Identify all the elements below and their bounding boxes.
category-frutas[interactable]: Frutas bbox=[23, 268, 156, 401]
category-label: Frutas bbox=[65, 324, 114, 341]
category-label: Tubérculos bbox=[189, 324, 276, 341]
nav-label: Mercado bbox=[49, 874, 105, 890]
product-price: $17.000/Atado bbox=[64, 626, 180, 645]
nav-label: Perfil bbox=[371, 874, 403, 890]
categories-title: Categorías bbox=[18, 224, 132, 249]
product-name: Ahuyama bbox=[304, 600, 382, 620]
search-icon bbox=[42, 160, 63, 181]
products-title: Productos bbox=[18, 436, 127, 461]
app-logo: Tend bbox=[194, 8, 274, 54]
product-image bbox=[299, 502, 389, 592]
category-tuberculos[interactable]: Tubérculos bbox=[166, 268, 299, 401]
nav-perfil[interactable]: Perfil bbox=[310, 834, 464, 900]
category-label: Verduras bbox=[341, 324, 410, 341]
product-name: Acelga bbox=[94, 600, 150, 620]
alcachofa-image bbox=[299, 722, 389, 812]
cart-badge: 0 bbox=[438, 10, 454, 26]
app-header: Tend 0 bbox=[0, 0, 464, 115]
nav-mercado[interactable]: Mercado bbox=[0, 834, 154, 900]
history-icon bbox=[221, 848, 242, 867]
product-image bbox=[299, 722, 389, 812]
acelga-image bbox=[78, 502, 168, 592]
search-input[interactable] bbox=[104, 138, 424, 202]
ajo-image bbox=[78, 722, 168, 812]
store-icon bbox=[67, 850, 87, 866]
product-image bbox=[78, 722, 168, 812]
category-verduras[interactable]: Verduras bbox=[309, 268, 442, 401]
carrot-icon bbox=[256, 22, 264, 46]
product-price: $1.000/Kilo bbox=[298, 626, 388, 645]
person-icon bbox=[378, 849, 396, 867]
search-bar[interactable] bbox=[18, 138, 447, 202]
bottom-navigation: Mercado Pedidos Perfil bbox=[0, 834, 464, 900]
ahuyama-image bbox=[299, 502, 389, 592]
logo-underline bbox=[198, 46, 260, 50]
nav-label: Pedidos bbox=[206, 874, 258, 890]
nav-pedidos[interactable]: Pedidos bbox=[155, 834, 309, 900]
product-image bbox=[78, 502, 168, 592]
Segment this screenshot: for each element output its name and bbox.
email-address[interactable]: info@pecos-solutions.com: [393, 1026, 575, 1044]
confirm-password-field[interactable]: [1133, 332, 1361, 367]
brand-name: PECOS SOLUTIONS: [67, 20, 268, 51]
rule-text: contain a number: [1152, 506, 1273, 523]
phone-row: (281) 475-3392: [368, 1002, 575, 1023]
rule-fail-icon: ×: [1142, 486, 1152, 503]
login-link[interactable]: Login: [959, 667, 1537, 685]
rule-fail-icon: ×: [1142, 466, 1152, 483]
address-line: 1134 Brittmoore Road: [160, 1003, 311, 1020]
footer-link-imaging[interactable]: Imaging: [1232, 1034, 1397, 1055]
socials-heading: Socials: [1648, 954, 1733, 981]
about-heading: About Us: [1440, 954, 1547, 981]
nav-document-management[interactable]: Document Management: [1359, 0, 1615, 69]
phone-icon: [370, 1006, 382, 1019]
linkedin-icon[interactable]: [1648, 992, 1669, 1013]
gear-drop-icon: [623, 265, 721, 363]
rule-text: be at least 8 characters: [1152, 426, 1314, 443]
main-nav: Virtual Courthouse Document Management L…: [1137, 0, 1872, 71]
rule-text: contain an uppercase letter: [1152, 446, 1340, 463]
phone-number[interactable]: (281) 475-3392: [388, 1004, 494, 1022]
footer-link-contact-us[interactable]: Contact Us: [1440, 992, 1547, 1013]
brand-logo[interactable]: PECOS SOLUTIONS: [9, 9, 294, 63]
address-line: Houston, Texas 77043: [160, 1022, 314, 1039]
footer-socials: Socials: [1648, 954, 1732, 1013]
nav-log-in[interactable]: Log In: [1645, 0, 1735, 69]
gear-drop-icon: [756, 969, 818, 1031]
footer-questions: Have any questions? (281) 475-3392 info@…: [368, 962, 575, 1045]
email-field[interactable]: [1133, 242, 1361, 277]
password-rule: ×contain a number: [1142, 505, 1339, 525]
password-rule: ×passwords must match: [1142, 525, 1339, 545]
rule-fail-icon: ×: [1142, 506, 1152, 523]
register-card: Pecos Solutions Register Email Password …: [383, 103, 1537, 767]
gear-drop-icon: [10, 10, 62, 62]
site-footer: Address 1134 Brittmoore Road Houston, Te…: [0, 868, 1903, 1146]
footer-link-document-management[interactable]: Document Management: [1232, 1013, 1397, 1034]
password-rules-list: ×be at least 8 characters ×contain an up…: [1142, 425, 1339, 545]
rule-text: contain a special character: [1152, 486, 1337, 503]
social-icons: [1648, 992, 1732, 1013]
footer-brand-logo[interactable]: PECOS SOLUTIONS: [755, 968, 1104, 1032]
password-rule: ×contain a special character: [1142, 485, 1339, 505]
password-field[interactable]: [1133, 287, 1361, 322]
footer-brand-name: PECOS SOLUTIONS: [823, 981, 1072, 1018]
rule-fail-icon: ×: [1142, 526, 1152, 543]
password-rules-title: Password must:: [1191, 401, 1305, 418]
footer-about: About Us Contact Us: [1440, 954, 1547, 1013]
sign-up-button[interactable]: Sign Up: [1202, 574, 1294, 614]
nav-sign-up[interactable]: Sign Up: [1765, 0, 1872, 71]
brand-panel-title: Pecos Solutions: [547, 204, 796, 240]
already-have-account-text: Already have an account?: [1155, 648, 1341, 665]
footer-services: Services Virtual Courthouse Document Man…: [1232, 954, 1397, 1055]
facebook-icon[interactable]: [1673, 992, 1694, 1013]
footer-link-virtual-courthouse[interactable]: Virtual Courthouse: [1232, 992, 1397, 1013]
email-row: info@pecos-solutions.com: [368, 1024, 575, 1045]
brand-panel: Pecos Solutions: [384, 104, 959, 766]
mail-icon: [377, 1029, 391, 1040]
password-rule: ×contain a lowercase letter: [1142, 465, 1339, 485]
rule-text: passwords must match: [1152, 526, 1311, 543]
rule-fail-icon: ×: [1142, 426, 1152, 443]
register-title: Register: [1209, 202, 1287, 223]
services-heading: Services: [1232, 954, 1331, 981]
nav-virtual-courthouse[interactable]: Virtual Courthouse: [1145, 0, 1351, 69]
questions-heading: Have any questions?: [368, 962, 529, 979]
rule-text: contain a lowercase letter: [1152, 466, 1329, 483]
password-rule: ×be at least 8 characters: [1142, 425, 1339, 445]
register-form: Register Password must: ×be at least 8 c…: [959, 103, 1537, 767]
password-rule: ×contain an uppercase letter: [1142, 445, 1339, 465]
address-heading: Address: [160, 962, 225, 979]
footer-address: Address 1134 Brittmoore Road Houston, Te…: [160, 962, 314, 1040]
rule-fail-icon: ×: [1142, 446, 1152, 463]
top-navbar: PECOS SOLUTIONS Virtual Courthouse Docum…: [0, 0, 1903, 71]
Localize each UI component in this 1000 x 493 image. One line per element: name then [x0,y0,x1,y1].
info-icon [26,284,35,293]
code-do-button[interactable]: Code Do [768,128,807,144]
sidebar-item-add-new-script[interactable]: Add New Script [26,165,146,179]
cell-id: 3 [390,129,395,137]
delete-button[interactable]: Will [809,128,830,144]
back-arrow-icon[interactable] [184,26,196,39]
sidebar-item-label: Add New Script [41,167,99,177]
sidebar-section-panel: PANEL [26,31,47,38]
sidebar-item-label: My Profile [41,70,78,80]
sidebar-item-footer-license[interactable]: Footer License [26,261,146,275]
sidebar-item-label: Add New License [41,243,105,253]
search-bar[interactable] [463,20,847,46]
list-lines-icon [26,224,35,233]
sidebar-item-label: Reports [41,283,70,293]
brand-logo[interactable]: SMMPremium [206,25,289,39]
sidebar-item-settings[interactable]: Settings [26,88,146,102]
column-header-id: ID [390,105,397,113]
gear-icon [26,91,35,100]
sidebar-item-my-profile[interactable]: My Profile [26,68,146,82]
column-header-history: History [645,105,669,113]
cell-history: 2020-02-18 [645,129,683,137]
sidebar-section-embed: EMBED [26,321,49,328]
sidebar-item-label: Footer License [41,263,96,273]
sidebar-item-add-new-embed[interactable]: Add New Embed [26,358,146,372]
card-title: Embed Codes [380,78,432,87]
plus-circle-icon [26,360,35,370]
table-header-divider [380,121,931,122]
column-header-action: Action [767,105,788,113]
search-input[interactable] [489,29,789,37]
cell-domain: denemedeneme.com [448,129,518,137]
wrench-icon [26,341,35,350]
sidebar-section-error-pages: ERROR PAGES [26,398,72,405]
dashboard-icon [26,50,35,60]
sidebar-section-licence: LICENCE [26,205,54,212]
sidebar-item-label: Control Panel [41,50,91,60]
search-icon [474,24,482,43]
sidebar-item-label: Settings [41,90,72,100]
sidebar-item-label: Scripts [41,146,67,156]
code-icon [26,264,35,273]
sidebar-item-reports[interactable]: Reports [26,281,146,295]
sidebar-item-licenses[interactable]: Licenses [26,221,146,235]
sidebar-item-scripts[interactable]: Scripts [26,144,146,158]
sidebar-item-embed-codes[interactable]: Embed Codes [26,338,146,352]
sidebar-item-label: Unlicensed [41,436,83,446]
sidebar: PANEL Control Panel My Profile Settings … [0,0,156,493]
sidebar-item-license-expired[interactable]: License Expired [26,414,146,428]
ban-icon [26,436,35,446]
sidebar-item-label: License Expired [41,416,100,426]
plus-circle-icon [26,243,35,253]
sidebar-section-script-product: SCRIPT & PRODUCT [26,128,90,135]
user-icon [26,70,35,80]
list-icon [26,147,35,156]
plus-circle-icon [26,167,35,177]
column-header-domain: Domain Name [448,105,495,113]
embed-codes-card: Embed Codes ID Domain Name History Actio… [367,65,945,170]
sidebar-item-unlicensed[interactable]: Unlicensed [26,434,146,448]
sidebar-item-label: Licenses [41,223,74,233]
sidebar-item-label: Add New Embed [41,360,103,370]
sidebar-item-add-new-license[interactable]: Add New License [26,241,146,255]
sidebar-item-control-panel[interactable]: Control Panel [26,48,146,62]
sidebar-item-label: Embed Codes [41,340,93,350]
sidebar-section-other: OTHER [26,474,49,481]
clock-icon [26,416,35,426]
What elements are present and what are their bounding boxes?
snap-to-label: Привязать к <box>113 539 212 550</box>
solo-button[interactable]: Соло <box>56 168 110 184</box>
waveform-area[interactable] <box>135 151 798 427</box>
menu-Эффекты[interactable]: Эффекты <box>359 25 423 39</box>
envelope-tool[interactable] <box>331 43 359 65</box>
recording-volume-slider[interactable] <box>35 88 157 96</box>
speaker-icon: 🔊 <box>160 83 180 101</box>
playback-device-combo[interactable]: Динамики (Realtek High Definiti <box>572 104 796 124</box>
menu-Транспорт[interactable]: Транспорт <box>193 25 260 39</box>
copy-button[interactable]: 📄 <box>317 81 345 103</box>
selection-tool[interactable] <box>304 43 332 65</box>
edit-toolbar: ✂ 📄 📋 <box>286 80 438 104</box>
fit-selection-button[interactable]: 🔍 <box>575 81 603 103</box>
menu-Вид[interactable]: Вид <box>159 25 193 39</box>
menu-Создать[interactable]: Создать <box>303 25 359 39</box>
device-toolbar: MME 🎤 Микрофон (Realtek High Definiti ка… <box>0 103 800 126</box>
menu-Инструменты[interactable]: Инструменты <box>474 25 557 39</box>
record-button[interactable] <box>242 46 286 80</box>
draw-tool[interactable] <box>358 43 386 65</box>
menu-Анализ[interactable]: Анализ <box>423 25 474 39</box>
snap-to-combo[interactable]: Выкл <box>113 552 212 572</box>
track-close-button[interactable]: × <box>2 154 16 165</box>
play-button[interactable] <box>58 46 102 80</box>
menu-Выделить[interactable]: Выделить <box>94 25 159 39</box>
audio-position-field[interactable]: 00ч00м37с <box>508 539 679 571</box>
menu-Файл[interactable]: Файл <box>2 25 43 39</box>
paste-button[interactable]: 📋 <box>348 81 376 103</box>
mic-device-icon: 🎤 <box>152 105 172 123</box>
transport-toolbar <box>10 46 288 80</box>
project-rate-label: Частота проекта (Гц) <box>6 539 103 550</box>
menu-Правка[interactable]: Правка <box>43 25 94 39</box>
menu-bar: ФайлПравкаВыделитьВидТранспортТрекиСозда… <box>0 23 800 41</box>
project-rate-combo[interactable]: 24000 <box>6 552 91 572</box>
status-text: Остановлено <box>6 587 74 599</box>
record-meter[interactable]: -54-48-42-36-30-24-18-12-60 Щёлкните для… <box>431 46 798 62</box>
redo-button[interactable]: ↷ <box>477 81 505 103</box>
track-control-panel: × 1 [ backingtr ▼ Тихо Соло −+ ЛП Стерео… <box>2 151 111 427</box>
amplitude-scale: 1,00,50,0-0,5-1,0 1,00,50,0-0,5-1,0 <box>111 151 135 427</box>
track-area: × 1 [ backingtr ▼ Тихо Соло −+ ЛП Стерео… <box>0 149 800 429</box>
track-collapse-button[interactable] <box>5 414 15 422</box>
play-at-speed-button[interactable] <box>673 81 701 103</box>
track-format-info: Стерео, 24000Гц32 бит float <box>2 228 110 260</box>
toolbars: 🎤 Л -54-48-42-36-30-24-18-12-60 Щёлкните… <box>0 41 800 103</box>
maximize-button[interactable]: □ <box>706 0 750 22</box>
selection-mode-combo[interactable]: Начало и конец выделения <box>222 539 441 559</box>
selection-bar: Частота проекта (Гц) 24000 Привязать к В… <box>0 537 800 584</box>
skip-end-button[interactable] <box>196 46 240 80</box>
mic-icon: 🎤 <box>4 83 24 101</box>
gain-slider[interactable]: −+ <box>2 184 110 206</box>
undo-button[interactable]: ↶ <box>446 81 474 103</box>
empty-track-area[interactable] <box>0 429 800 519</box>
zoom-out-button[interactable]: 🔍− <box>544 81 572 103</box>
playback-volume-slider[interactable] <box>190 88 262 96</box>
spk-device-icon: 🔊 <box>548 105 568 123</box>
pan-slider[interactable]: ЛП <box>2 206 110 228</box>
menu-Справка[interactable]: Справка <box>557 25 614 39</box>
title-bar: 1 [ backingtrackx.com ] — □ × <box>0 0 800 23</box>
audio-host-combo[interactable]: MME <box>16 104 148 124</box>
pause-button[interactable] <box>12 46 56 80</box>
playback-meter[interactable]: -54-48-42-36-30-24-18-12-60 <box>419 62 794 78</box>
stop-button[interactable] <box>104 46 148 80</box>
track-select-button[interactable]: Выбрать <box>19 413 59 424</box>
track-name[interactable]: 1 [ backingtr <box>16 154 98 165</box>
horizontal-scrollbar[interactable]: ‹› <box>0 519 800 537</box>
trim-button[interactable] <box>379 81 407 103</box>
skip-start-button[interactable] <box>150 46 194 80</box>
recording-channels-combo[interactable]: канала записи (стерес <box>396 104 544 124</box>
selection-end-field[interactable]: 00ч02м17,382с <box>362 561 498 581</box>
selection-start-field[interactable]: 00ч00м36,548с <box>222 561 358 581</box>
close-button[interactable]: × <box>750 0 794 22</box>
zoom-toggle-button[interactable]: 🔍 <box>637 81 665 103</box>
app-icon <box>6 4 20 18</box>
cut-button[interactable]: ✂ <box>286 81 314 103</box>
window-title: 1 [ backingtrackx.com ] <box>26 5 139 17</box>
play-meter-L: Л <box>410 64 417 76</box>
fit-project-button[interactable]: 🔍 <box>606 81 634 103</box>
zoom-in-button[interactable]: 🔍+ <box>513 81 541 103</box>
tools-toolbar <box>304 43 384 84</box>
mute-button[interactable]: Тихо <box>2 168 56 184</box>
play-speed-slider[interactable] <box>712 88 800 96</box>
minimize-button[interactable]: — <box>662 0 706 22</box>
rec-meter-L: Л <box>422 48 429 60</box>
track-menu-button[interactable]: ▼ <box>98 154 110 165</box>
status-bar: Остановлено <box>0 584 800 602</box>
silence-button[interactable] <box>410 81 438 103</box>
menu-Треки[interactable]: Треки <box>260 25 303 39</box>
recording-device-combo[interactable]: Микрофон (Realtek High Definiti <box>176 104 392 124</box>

◇ ◇ ◇ ◇ ◇

◆ AIM OF THE EXERCISE
Copy the items word for word, beginning with the first line and stopping after the line that contains "logo-underline bbox=[198, 46, 260, 50]".

◆ PROBLEM SOLUTION
Identify all the elements below and their bounding boxes.
category-frutas[interactable]: Frutas bbox=[23, 268, 156, 401]
category-label: Frutas bbox=[65, 324, 114, 341]
category-label: Tubérculos bbox=[189, 324, 276, 341]
nav-label: Mercado bbox=[49, 874, 105, 890]
product-price: $17.000/Atado bbox=[64, 626, 180, 645]
nav-label: Perfil bbox=[371, 874, 403, 890]
categories-title: Categorías bbox=[18, 224, 132, 249]
product-name: Ahuyama bbox=[304, 600, 382, 620]
search-icon bbox=[42, 160, 63, 181]
products-title: Productos bbox=[18, 436, 127, 461]
app-logo: Tend bbox=[194, 8, 274, 54]
product-image bbox=[299, 502, 389, 592]
category-tuberculos[interactable]: Tubérculos bbox=[166, 268, 299, 401]
nav-perfil[interactable]: Perfil bbox=[310, 834, 464, 900]
category-label: Verduras bbox=[341, 324, 410, 341]
product-name: Acelga bbox=[94, 600, 150, 620]
alcachofa-image bbox=[299, 722, 389, 812]
cart-badge: 0 bbox=[438, 10, 454, 26]
app-header: Tend 0 bbox=[0, 0, 464, 115]
nav-mercado[interactable]: Mercado bbox=[0, 834, 154, 900]
history-icon bbox=[221, 848, 242, 867]
product-image bbox=[299, 722, 389, 812]
acelga-image bbox=[78, 502, 168, 592]
search-input[interactable] bbox=[104, 138, 424, 202]
ajo-image bbox=[78, 722, 168, 812]
store-icon bbox=[67, 850, 87, 866]
product-image bbox=[78, 722, 168, 812]
category-verduras[interactable]: Verduras bbox=[309, 268, 442, 401]
carrot-icon bbox=[256, 22, 264, 46]
product-price: $1.000/Kilo bbox=[298, 626, 388, 645]
person-icon bbox=[378, 849, 396, 867]
search-bar[interactable] bbox=[18, 138, 447, 202]
bottom-navigation: Mercado Pedidos Perfil bbox=[0, 834, 464, 900]
ahuyama-image bbox=[299, 502, 389, 592]
logo-underline bbox=[198, 46, 260, 50]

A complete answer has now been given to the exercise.